*TASK DIRECTIONS*: Search the records below for the word "Anamnesis" and show every line where it occurs.

*RECORDS*:

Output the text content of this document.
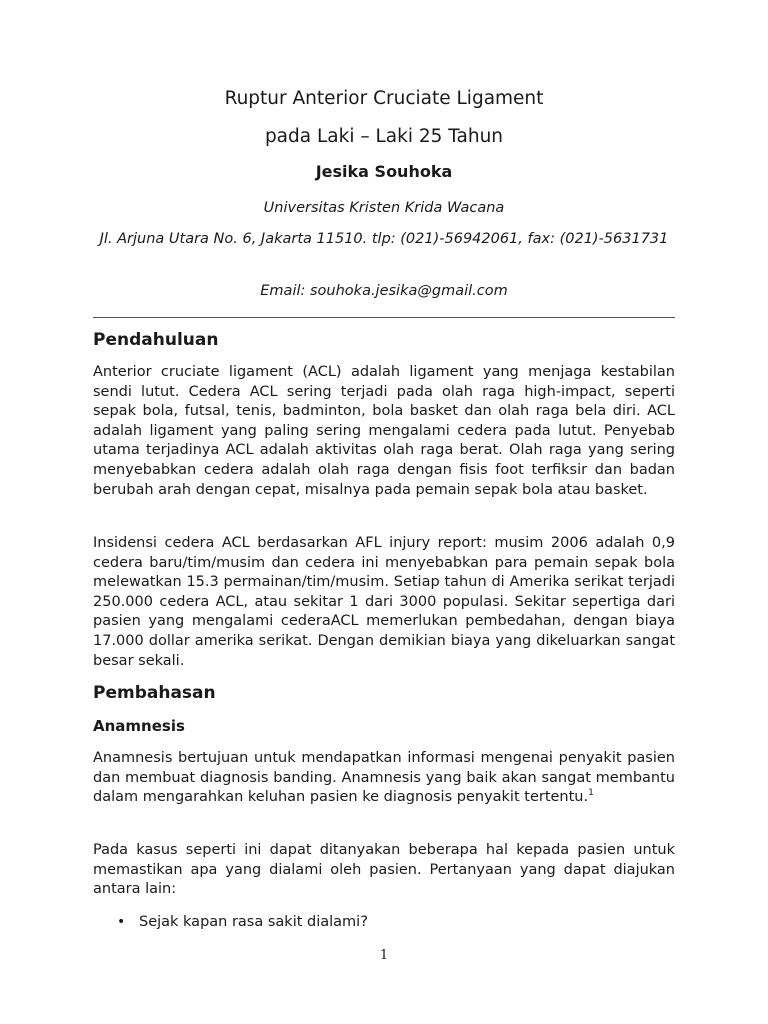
Ruptur Anterior Cruciate Ligament
pada Laki – Laki 25 Tahun

Jesika Souhoka

Universitas Kristen Krida Wacana

Jl. Arjuna Utara No. 6, Jakarta 11510. tlp: (021)-56942061, fax: (021)-5631731

Email: souhoka.jesika@gmail.com

Pendahuluan

Anterior cruciate ligament (ACL) adalah ligament yang menjaga kestabilan sendi lutut. Cedera ACL sering terjadi pada olah raga high-impact, seperti sepak bola, futsal, tenis, badminton, bola basket dan olah raga bela diri. ACL adalah ligament yang paling sering mengalami cedera pada lutut. Penyebab utama terjadinya ACL adalah aktivitas olah raga berat. Olah raga yang sering menyebabkan cedera adalah olah raga dengan fisis foot terfiksir dan badan berubah arah dengan cepat, misalnya pada pemain sepak bola atau basket.

Insidensi cedera ACL berdasarkan AFL injury report: musim 2006 adalah 0,9 cedera baru/tim/musim dan cedera ini menyebabkan para pemain sepak bola melewatkan 15.3 permainan/tim/musim. Setiap tahun di Amerika serikat terjadi 250.000 cedera ACL, atau sekitar 1 dari 3000 populasi. Sekitar sepertiga dari pasien yang mengalami cederaACL memerlukan pembedahan, dengan biaya 17.000 dollar amerika serikat. Dengan demikian biaya yang dikeluarkan sangat besar sekali.

Pembahasan
Anamnesis

Anamnesis bertujuan untuk mendapatkan informasi mengenai penyakit pasien dan membuat diagnosis banding. Anamnesis yang baik akan sangat membantu dalam mengarahkan keluhan pasien ke diagnosis penyakit tertentu.$^1$

Pada kasus seperti ini dapat ditanyakan beberapa hal kepada pasien untuk memastikan apa yang dialami oleh pasien. Pertanyaan yang dapat diajukan antara lain:

• Sejak kapan rasa sakit dialami?
1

*RESPONSE TO THIS EXERCISE*:
Anamnesis
Anamnesis bertujuan untuk mendapatkan informasi mengenai penyakit pasien dan membuat diagnosis banding. Anamnesis yang baik akan sangat membantu dalam mengarahkan keluhan pasien ke diagnosis penyakit tertentu.$^1$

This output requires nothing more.